Reproduce every entry below precisely. Pictures are excluded from the copy.
------ SUPPLIED DATA
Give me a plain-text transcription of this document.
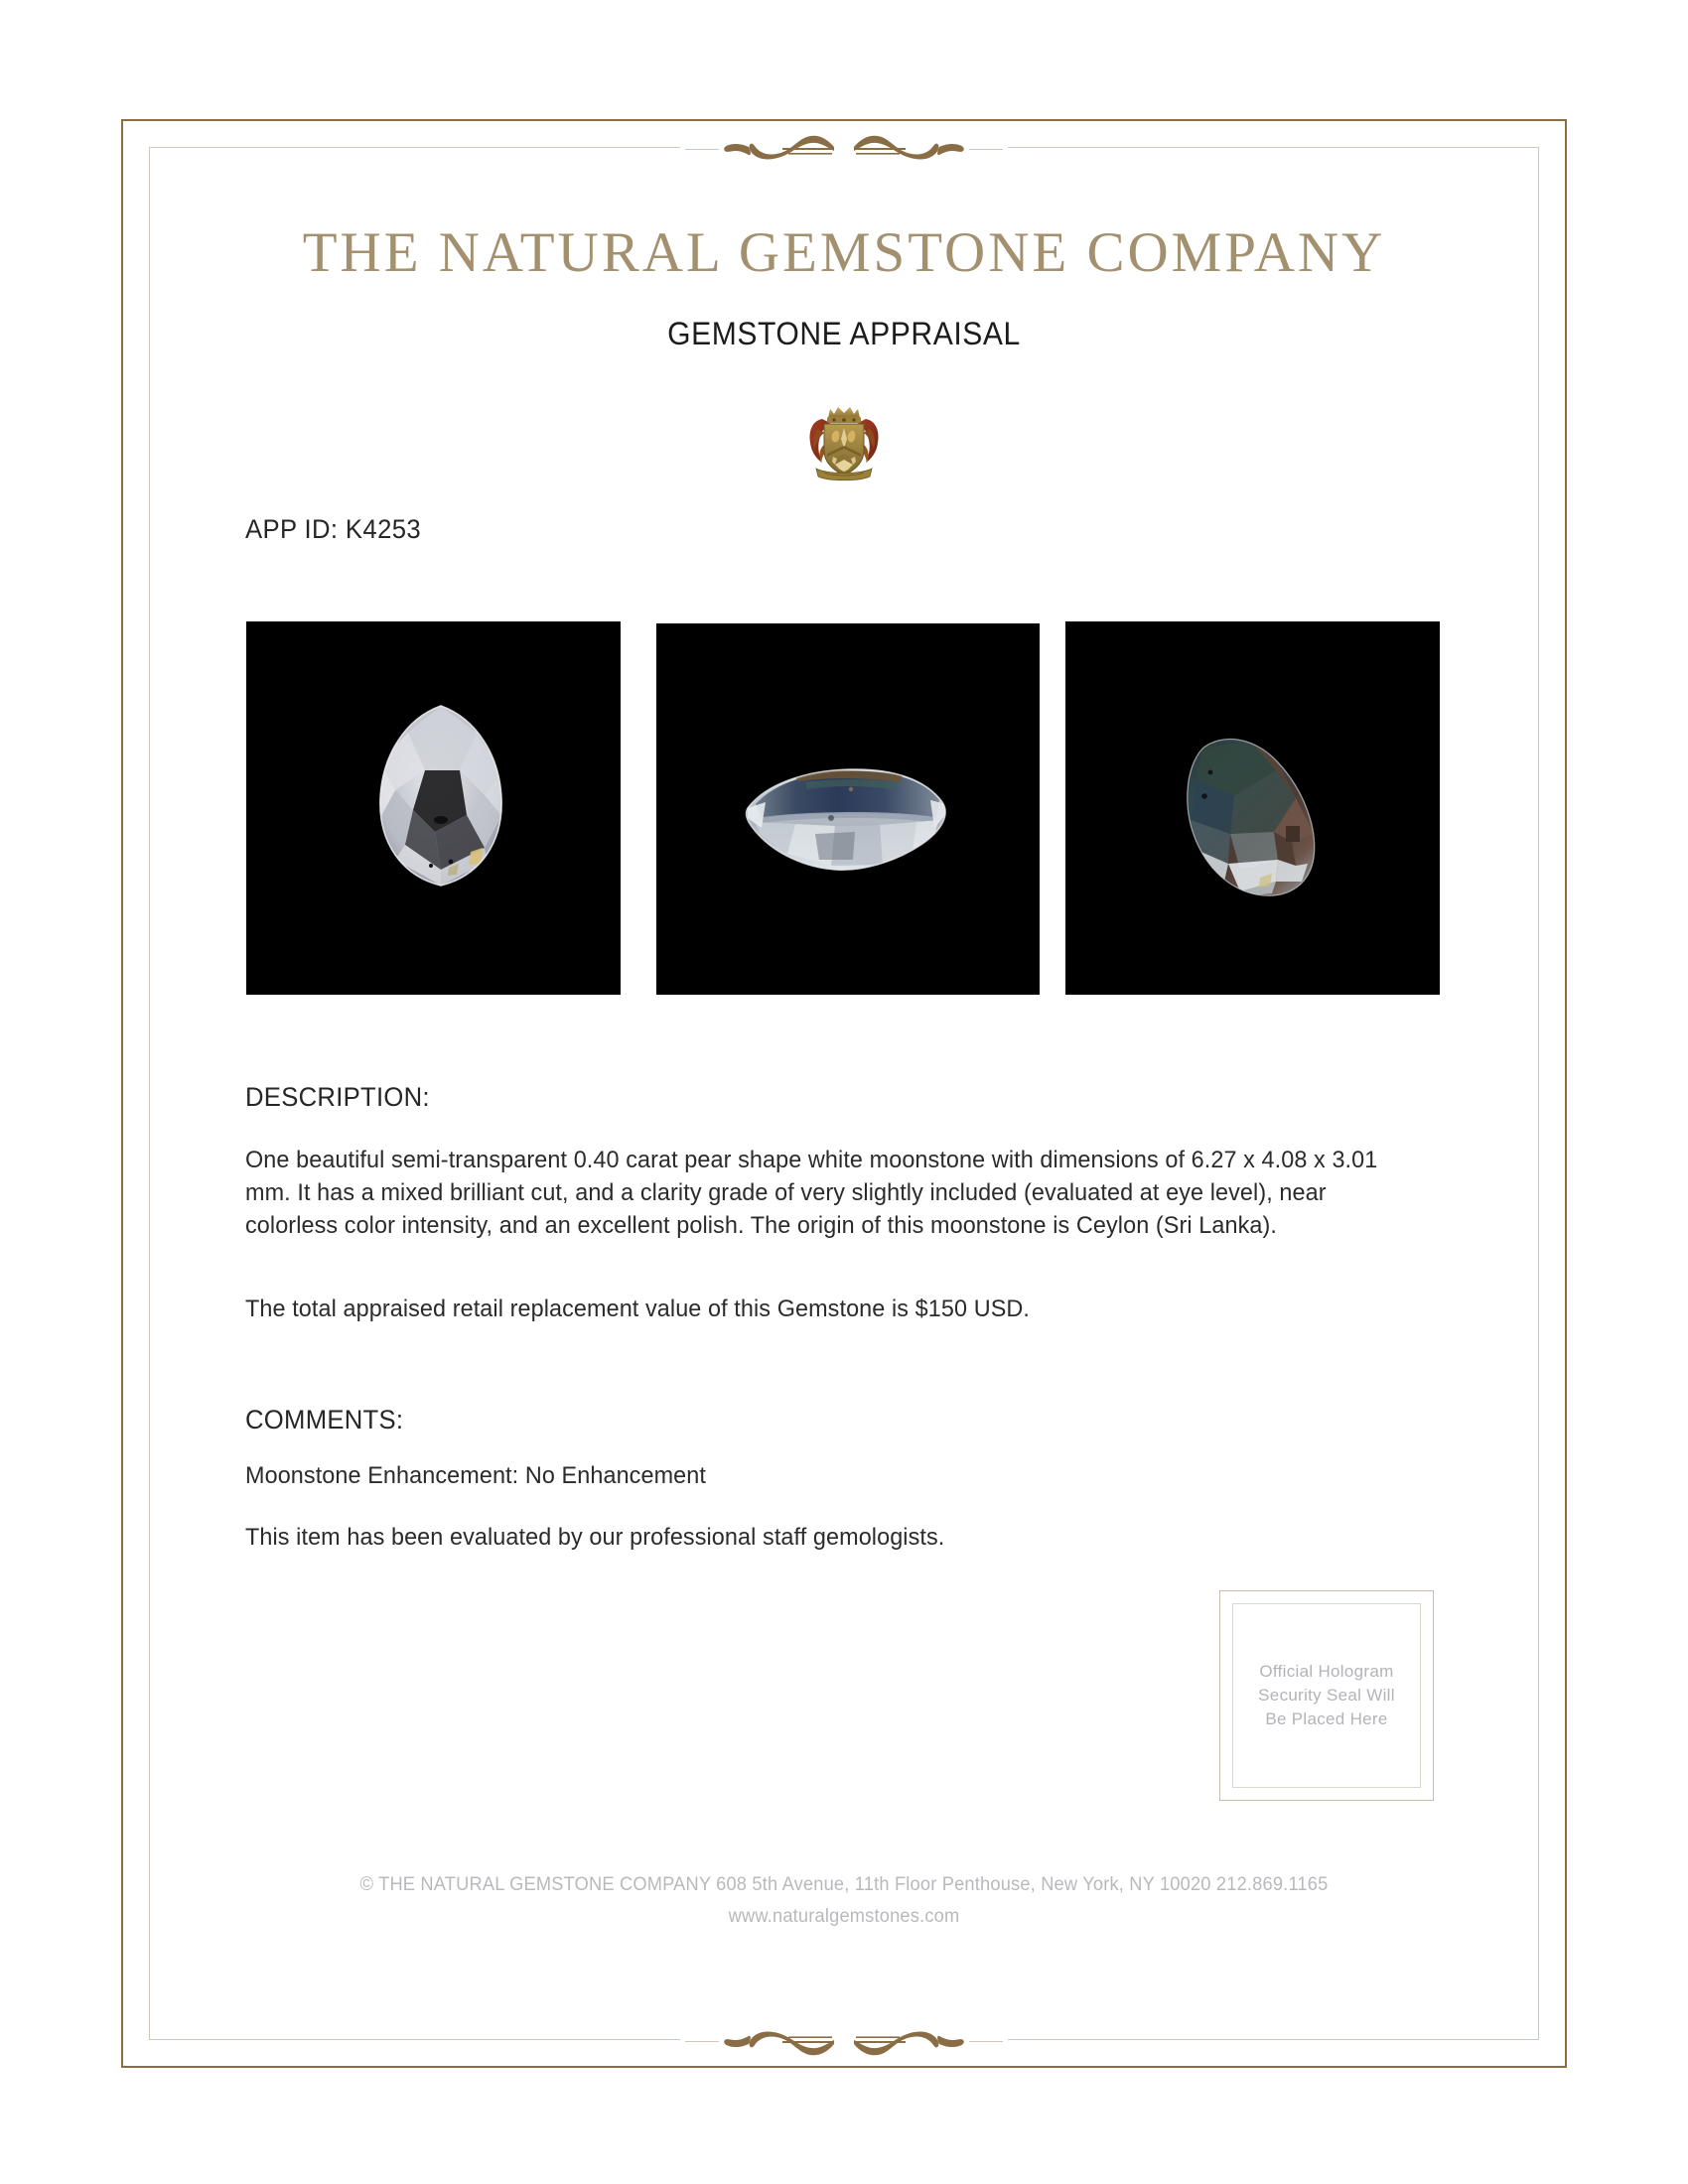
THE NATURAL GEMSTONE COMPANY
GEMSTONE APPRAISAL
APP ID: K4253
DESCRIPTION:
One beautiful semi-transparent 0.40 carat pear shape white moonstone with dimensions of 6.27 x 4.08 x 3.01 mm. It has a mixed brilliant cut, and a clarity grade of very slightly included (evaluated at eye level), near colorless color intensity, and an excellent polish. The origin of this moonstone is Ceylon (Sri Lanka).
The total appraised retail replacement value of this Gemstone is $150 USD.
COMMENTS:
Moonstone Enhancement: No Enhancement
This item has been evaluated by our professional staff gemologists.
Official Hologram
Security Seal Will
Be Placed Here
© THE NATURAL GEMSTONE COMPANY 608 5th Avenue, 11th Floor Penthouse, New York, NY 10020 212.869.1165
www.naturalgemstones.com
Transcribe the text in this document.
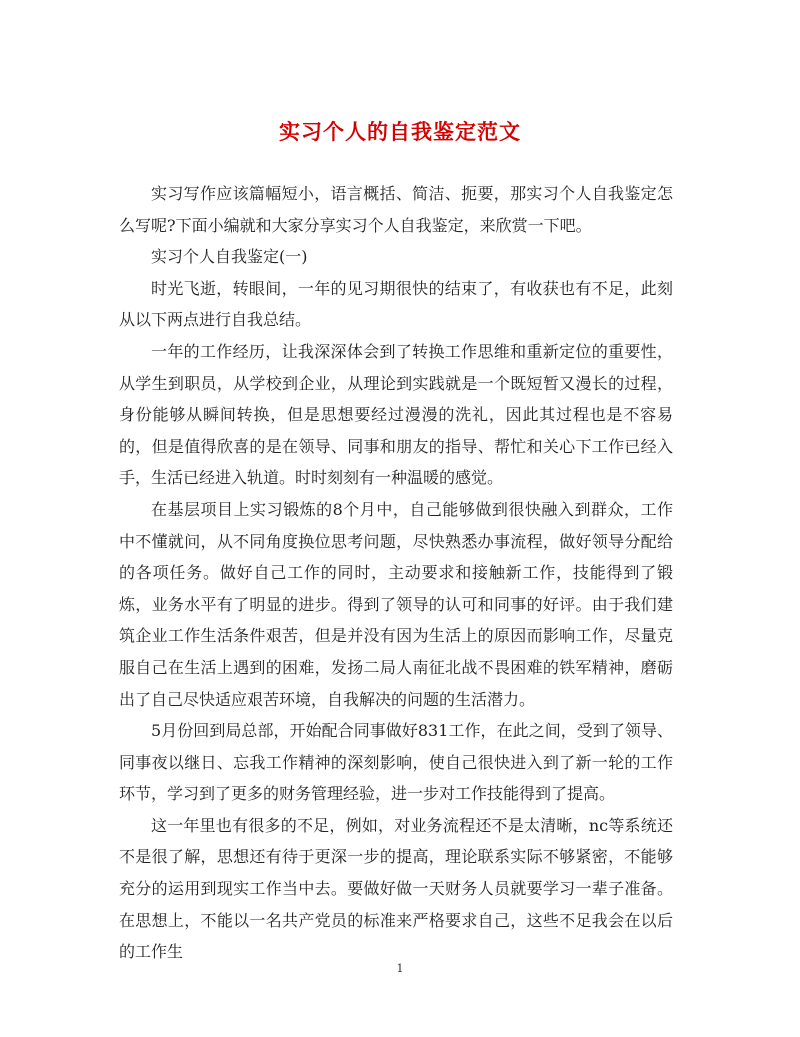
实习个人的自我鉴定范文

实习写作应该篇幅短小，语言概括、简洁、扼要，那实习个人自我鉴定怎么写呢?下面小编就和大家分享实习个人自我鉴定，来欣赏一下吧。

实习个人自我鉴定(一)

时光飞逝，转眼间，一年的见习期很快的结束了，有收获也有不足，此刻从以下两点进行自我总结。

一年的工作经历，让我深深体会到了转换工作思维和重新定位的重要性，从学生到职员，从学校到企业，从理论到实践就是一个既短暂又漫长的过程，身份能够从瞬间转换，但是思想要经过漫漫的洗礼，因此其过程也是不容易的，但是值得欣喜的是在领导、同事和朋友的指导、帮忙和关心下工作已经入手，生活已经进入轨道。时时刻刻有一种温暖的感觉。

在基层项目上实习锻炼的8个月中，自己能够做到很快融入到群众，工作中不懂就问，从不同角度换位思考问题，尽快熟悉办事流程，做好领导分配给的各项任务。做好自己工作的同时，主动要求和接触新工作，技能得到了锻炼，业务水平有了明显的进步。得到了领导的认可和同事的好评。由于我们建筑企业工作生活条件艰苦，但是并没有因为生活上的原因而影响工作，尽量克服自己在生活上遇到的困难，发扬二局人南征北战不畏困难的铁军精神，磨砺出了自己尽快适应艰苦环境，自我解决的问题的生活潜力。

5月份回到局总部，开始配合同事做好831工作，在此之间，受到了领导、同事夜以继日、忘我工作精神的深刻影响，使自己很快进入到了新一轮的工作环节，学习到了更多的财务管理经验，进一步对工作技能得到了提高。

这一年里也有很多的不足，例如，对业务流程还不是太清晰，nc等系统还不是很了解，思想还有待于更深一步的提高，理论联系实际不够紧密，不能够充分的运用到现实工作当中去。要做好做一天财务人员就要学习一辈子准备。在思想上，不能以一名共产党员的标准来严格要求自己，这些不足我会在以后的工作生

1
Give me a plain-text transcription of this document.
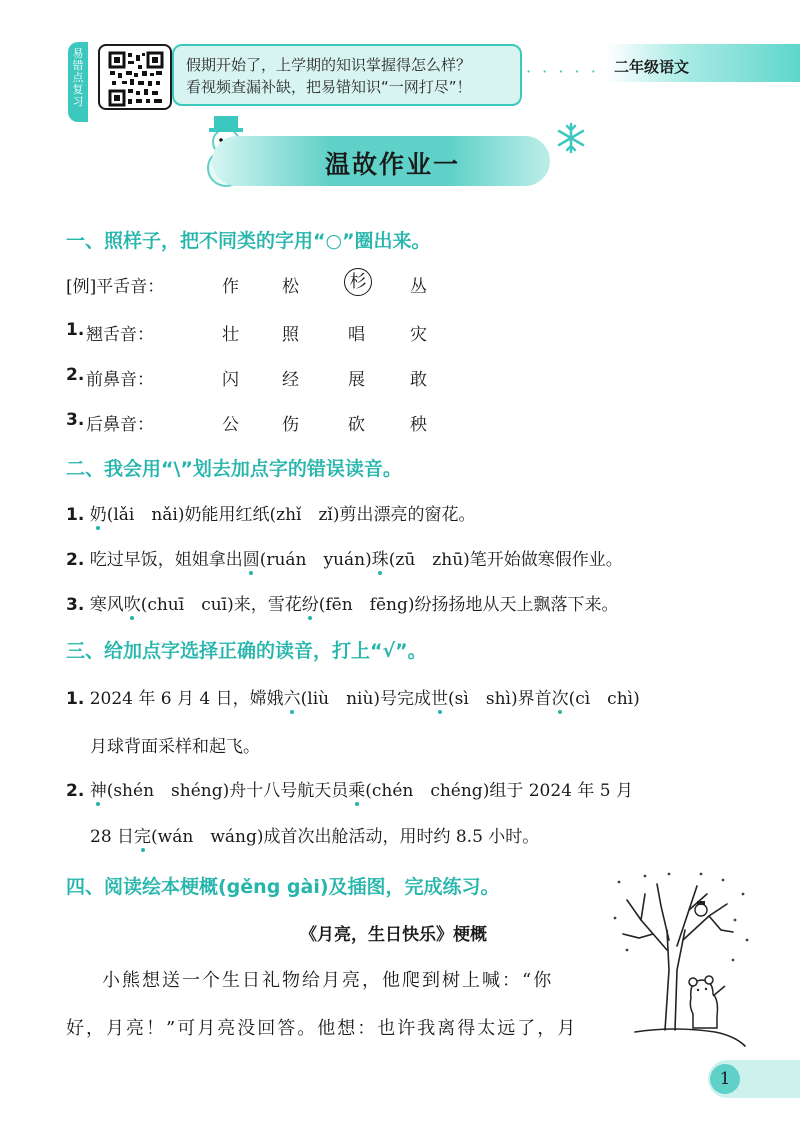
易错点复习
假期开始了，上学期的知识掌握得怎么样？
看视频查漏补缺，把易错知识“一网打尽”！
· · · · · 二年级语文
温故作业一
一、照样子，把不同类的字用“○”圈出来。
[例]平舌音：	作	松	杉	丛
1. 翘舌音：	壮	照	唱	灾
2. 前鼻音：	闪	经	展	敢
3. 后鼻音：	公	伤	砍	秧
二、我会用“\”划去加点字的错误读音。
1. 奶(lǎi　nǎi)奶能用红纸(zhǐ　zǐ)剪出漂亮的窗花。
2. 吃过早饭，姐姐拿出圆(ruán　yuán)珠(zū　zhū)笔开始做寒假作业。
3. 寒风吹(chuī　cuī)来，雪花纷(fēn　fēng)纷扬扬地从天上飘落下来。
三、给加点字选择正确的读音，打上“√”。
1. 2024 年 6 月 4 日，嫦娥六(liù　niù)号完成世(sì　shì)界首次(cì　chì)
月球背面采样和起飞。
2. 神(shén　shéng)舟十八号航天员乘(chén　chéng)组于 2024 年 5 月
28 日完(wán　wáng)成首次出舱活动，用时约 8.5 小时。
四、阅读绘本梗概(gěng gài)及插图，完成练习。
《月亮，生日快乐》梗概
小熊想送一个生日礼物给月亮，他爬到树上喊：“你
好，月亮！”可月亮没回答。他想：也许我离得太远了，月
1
------------
#### ANSWER BELOW
Give me a plain-text transcription of this document.
THE NATURAL GEMSTONE COMPANY
GEMSTONE APPRAISAL
APP ID: K4253
DESCRIPTION:
One beautiful semi-transparent 0.40 carat pear shape white moonstone with dimensions of 6.27 x 4.08 x 3.01 mm. It has a mixed brilliant cut, and a clarity grade of very slightly included (evaluated at eye level), near colorless color intensity, and an excellent polish. The origin of this moonstone is Ceylon (Sri Lanka).
The total appraised retail replacement value of this Gemstone is $150 USD.
COMMENTS:
Moonstone Enhancement: No Enhancement
This item has been evaluated by our professional staff gemologists.
Official Hologram
Security Seal Will
Be Placed Here
© THE NATURAL GEMSTONE COMPANY 608 5th Avenue, 11th Floor Penthouse, New York, NY 10020 212.869.1165
www.naturalgemstones.com
Transcribe the text in this document.
实习个人的自我鉴定范文

实习写作应该篇幅短小，语言概括、简洁、扼要，那实习个人自我鉴定怎么写呢?下面小编就和大家分享实习个人自我鉴定，来欣赏一下吧。

实习个人自我鉴定(一)

时光飞逝，转眼间，一年的见习期很快的结束了，有收获也有不足，此刻从以下两点进行自我总结。

一年的工作经历，让我深深体会到了转换工作思维和重新定位的重要性，从学生到职员，从学校到企业，从理论到实践就是一个既短暂又漫长的过程，身份能够从瞬间转换，但是思想要经过漫漫的洗礼，因此其过程也是不容易的，但是值得欣喜的是在领导、同事和朋友的指导、帮忙和关心下工作已经入手，生活已经进入轨道。时时刻刻有一种温暖的感觉。

在基层项目上实习锻炼的8个月中，自己能够做到很快融入到群众，工作中不懂就问，从不同角度换位思考问题，尽快熟悉办事流程，做好领导分配给的各项任务。做好自己工作的同时，主动要求和接触新工作，技能得到了锻炼，业务水平有了明显的进步。得到了领导的认可和同事的好评。由于我们建筑企业工作生活条件艰苦，但是并没有因为生活上的原因而影响工作，尽量克服自己在生活上遇到的困难，发扬二局人南征北战不畏困难的铁军精神，磨砺出了自己尽快适应艰苦环境，自我解决的问题的生活潜力。

5月份回到局总部，开始配合同事做好831工作，在此之间，受到了领导、同事夜以继日、忘我工作精神的深刻影响，使自己很快进入到了新一轮的工作环节，学习到了更多的财务管理经验，进一步对工作技能得到了提高。

这一年里也有很多的不足，例如，对业务流程还不是太清晰，nc等系统还不是很了解，思想还有待于更深一步的提高，理论联系实际不够紧密，不能够充分的运用到现实工作当中去。要做好做一天财务人员就要学习一辈子准备。在思想上，不能以一名共产党员的标准来严格要求自己，这些不足我会在以后的工作生

1
Give me a plain-text transcription of this document.
易错点复习
假期开始了，上学期的知识掌握得怎么样？
看视频查漏补缺，把易错知识“一网打尽”！
· · · · · 二年级语文
温故作业一
一、照样子，把不同类的字用“○”圈出来。
[例]平舌音：	作	松	杉	丛
1. 翘舌音：	壮	照	唱	灾
2. 前鼻音：	闪	经	展	敢
3. 后鼻音：	公	伤	砍	秧
二、我会用“\”划去加点字的错误读音。
1. 奶(lǎi　nǎi)奶能用红纸(zhǐ　zǐ)剪出漂亮的窗花。
2. 吃过早饭，姐姐拿出圆(ruán　yuán)珠(zū　zhū)笔开始做寒假作业。
3. 寒风吹(chuī　cuī)来，雪花纷(fēn　fēng)纷扬扬地从天上飘落下来。
三、给加点字选择正确的读音，打上“√”。
1. 2024 年 6 月 4 日，嫦娥六(liù　niù)号完成世(sì　shì)界首次(cì　chì)
月球背面采样和起飞。
2. 神(shén　shéng)舟十八号航天员乘(chén　chéng)组于 2024 年 5 月
28 日完(wán　wáng)成首次出舱活动，用时约 8.5 小时。
四、阅读绘本梗概(gěng gài)及插图，完成练习。
《月亮，生日快乐》梗概
小熊想送一个生日礼物给月亮，他爬到树上喊：“你
好，月亮！”可月亮没回答。他想：也许我离得太远了，月
1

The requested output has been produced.